[Problem to work on] Each record below should be repeated precisely as written.

----- Data for the task -----

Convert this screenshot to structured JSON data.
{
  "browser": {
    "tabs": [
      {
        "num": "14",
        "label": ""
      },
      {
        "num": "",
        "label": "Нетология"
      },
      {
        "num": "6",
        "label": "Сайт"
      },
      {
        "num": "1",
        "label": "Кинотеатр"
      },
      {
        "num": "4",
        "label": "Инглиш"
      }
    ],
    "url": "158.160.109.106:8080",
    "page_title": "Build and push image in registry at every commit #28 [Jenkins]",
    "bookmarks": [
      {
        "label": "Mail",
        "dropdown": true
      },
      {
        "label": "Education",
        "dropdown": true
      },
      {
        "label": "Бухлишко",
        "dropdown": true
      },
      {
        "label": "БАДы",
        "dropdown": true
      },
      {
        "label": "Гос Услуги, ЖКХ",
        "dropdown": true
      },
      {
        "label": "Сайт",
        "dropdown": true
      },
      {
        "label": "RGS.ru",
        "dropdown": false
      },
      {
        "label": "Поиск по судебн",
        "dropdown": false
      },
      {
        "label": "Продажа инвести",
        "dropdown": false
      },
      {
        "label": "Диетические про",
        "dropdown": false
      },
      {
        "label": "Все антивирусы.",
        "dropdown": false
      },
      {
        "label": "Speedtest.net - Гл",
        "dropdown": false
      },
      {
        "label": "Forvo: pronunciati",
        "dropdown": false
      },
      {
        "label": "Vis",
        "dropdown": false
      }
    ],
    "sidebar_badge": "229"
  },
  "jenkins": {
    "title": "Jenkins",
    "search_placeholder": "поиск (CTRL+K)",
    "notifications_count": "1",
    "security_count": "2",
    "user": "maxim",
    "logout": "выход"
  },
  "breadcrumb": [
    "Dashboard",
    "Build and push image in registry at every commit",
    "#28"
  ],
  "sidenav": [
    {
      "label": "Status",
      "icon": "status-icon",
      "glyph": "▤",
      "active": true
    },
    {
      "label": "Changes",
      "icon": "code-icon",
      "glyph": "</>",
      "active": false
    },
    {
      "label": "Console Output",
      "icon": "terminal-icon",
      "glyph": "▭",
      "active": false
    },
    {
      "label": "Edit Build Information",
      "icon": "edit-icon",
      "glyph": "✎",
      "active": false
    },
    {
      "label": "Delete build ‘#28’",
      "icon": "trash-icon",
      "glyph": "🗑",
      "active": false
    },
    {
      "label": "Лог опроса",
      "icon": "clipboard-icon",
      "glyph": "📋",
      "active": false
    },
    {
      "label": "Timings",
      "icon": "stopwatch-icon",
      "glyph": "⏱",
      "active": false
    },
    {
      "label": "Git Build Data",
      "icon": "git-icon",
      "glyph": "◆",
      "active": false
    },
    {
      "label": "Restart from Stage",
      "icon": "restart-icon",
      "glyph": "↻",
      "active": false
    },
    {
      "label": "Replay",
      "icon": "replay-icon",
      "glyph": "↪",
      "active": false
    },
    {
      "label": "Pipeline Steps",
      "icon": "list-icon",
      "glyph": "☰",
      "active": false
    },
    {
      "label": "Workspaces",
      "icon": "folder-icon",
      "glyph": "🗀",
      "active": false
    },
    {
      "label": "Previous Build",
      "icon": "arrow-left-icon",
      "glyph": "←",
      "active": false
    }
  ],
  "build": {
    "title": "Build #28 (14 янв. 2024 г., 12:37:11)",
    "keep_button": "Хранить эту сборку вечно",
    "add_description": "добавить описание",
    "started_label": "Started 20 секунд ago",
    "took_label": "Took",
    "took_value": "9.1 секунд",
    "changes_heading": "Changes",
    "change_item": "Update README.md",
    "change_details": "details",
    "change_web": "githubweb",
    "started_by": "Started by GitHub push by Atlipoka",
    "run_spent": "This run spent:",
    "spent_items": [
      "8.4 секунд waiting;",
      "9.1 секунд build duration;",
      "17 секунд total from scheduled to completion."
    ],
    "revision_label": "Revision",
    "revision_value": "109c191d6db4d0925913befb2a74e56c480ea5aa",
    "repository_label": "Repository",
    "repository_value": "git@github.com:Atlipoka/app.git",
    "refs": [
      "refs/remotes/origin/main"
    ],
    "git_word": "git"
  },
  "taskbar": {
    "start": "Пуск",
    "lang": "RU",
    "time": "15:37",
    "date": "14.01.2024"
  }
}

-----

[Final result]
Convert this screenshot to structured JSON data.
{
  "browser": {
    "tabs": [
      {
        "num": "14",
        "label": ""
      },
      {
        "num": "",
        "label": "Нетология"
      },
      {
        "num": "6",
        "label": "Сайт"
      },
      {
        "num": "1",
        "label": "Кинотеатр"
      },
      {
        "num": "4",
        "label": "Инглиш"
      }
    ],
    "url": "158.160.109.106:8080",
    "page_title": "Build and push image in registry at every commit #28 [Jenkins]",
    "bookmarks": [
      {
        "label": "Mail",
        "dropdown": true
      },
      {
        "label": "Education",
        "dropdown": true
      },
      {
        "label": "Бухлишко",
        "dropdown": true
      },
      {
        "label": "БАДы",
        "dropdown": true
      },
      {
        "label": "Гос Услуги, ЖКХ",
        "dropdown": true
      },
      {
        "label": "Сайт",
        "dropdown": true
      },
      {
        "label": "RGS.ru",
        "dropdown": false
      },
      {
        "label": "Поиск по судебн",
        "dropdown": false
      },
      {
        "label": "Продажа инвести",
        "dropdown": false
      },
      {
        "label": "Диетические про",
        "dropdown": false
      },
      {
        "label": "Все антивирусы.",
        "dropdown": false
      },
      {
        "label": "Speedtest.net - Гл",
        "dropdown": false
      },
      {
        "label": "Forvo: pronunciati",
        "dropdown": false
      },
      {
        "label": "Vis",
        "dropdown": false
      }
    ],
    "sidebar_badge": "229"
  },
  "jenkins": {
    "title": "Jenkins",
    "search_placeholder": "поиск (CTRL+K)",
    "notifications_count": "1",
    "security_count": "2",
    "user": "maxim",
    "logout": "выход"
  },
  "breadcrumb": [
    "Dashboard",
    "Build and push image in registry at every commit",
    "#28"
  ],
  "sidenav": [
    {
      "label": "Status",
      "icon": "status-icon",
      "glyph": "▤",
      "active": true
    },
    {
      "label": "Changes",
      "icon": "code-icon",
      "glyph": "</>",
      "active": false
    },
    {
      "label": "Console Output",
      "icon": "terminal-icon",
      "glyph": "▭",
      "active": false
    },
    {
      "label": "Edit Build Information",
      "icon": "edit-icon",
      "glyph": "✎",
      "active": false
    },
    {
      "label": "Delete build ‘#28’",
      "icon": "trash-icon",
      "glyph": "🗑",
      "active": false
    },
    {
      "label": "Лог опроса",
      "icon": "clipboard-icon",
      "glyph": "📋",
      "active": false
    },
    {
      "label": "Timings",
      "icon": "stopwatch-icon",
      "glyph": "⏱",
      "active": false
    },
    {
      "label": "Git Build Data",
      "icon": "git-icon",
      "glyph": "◆",
      "active": false
    },
    {
      "label": "Restart from Stage",
      "icon": "restart-icon",
      "glyph": "↻",
      "active": false
    },
    {
      "label": "Replay",
      "icon": "replay-icon",
      "glyph": "↪",
      "active": false
    },
    {
      "label": "Pipeline Steps",
      "icon": "list-icon",
      "glyph": "☰",
      "active": false
    },
    {
      "label": "Workspaces",
      "icon": "folder-icon",
      "glyph": "🗀",
      "active": false
    },
    {
      "label": "Previous Build",
      "icon": "arrow-left-icon",
      "glyph": "←",
      "active": false
    }
  ],
  "build": {
    "title": "Build #28 (14 янв. 2024 г., 12:37:11)",
    "keep_button": "Хранить эту сборку вечно",
    "add_description": "добавить описание",
    "started_label": "Started 20 секунд ago",
    "took_label": "Took",
    "took_value": "9.1 секунд",
    "changes_heading": "Changes",
    "change_item": "Update README.md",
    "change_details": "details",
    "change_web": "githubweb",
    "started_by": "Started by GitHub push by Atlipoka",
    "run_spent": "This run spent:",
    "spent_items": [
      "8.4 секунд waiting;",
      "9.1 секунд build duration;",
      "17 секунд total from scheduled to completion."
    ],
    "revision_label": "Revision",
    "revision_value": "109c191d6db4d0925913befb2a74e56c480ea5aa",
    "repository_label": "Repository",
    "repository_value": "git@github.com:Atlipoka/app.git",
    "refs": [
      "refs/remotes/origin/main"
    ],
    "git_word": "git"
  },
  "taskbar": {
    "start": "Пуск",
    "lang": "RU",
    "time": "15:37",
    "date": "14.01.2024"
  }
}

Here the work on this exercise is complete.